Excerpts from a figure dataset
=-=-=
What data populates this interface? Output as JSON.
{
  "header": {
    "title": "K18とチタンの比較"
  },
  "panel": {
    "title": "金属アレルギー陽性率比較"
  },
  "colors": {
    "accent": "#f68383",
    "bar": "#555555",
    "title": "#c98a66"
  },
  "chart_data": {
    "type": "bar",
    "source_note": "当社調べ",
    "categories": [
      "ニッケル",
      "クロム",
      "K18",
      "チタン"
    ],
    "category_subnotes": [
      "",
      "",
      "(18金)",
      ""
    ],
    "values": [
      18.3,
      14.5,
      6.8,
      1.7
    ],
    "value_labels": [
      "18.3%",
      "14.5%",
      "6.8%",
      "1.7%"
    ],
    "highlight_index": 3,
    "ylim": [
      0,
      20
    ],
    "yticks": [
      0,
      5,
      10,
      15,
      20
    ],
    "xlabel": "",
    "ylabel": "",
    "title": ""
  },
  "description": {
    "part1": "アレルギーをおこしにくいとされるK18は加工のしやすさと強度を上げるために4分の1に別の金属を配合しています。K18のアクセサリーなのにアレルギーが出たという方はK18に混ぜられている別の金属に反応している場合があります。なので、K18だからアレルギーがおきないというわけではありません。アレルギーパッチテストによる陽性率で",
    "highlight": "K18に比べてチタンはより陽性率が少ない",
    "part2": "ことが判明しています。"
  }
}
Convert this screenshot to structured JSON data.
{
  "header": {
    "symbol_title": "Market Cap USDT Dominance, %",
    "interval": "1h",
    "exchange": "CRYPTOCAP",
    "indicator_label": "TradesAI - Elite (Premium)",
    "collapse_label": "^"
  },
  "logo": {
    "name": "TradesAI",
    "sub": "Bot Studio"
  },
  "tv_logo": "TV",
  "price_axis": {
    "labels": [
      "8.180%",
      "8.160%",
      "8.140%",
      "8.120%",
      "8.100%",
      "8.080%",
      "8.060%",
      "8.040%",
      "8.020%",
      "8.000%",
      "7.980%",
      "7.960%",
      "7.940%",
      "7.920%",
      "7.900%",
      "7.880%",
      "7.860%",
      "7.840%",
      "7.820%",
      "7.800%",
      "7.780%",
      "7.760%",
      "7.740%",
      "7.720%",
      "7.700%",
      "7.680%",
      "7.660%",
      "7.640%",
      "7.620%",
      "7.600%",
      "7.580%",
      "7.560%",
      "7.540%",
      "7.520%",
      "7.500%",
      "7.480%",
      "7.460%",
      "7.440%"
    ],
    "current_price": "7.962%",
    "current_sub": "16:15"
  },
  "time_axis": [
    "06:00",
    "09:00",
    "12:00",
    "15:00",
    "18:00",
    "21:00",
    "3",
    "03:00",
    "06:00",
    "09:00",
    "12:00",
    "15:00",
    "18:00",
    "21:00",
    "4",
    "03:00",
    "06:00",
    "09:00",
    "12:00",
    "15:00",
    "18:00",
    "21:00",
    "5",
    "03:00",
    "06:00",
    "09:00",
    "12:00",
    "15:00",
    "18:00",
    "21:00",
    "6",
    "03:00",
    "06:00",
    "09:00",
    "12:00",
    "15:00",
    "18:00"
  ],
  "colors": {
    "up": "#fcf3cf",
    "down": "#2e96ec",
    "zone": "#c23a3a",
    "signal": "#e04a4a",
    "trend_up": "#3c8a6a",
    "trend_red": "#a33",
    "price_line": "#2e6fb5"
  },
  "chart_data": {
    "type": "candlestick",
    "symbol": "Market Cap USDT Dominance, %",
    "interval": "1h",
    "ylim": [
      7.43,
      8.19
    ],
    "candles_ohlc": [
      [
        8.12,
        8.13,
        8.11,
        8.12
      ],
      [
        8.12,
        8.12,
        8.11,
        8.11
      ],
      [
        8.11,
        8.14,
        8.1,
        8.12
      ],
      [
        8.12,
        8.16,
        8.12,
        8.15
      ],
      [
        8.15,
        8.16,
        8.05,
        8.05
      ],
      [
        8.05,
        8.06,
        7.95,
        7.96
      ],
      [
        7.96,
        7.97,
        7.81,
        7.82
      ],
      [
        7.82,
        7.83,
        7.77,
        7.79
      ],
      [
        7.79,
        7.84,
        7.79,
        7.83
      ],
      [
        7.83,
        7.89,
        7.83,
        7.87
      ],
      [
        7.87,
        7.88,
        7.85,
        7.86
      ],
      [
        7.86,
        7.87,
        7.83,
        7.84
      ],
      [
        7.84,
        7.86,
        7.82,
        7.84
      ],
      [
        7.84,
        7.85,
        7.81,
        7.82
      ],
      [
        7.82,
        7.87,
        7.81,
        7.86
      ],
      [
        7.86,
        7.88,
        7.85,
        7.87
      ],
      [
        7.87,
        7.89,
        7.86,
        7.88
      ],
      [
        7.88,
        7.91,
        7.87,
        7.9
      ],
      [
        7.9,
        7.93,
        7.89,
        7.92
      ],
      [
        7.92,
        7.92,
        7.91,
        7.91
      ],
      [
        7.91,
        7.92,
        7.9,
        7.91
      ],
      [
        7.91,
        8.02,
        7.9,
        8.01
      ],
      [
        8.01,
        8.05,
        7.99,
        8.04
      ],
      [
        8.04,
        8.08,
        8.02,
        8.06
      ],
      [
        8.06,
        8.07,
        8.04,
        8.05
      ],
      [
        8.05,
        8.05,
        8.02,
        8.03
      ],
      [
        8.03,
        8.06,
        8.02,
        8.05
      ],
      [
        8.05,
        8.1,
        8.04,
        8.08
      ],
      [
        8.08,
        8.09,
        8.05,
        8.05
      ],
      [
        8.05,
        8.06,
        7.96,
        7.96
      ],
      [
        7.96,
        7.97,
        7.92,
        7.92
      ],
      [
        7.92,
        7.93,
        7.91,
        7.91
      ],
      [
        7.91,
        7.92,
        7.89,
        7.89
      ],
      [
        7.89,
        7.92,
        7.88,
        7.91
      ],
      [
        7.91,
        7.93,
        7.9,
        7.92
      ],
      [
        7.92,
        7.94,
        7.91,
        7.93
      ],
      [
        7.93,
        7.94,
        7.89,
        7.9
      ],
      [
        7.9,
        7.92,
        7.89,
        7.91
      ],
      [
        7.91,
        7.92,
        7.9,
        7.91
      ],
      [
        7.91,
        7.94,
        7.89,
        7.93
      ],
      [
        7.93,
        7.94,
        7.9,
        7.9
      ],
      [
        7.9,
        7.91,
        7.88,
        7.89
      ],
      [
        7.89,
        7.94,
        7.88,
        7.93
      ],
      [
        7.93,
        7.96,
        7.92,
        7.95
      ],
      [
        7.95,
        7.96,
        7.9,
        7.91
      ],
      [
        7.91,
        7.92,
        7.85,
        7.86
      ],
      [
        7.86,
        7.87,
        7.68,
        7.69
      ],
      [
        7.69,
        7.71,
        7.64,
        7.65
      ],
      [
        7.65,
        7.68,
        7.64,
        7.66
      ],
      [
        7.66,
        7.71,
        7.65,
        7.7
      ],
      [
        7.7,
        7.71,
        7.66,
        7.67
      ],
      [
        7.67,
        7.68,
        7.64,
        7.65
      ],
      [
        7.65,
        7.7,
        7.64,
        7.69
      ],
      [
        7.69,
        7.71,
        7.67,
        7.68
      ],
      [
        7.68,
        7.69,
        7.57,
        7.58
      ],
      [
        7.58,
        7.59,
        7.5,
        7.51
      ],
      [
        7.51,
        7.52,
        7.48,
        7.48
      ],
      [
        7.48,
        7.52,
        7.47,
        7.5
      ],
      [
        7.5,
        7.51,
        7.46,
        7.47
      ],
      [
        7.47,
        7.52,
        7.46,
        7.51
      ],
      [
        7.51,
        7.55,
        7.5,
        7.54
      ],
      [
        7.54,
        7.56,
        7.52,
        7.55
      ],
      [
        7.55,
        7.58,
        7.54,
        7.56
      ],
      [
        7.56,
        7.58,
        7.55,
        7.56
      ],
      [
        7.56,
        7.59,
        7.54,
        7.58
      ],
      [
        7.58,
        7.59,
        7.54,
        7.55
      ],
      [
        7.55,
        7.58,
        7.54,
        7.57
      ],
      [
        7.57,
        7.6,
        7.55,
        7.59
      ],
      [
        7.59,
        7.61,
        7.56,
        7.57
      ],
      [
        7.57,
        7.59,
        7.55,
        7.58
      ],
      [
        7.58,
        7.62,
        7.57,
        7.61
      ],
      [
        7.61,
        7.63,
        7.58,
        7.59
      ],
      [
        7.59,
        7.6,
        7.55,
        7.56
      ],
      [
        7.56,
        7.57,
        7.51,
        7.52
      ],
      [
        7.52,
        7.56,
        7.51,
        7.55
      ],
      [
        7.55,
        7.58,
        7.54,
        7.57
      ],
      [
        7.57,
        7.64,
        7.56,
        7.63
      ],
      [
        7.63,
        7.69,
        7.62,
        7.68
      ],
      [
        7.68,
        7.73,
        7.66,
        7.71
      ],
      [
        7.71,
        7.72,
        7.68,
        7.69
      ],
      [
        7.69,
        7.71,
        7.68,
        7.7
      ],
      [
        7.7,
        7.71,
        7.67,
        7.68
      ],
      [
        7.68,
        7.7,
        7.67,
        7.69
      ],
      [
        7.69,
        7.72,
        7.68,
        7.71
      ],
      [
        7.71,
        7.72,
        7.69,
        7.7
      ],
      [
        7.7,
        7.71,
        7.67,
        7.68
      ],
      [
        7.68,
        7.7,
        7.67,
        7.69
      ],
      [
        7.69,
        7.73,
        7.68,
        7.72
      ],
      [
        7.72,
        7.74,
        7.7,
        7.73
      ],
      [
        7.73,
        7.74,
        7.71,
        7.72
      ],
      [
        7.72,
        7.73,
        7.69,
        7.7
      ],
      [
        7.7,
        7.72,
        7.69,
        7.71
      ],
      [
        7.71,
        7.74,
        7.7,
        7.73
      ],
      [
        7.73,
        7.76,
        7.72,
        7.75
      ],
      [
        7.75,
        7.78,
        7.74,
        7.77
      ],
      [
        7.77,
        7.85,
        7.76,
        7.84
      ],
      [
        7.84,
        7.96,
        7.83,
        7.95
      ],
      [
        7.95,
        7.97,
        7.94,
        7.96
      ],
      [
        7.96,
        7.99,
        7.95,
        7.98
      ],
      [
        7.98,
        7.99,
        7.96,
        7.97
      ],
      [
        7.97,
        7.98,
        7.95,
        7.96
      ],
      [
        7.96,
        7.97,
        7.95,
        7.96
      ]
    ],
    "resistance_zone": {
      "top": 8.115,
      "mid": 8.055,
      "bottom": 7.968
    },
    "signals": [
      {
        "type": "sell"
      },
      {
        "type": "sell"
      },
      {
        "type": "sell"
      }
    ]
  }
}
=-=-=
Set task: Copy each line of the listing that contains the string "JSON".

Result:
What data populates this interface? Output as JSON.
Convert this screenshot to structured JSON data.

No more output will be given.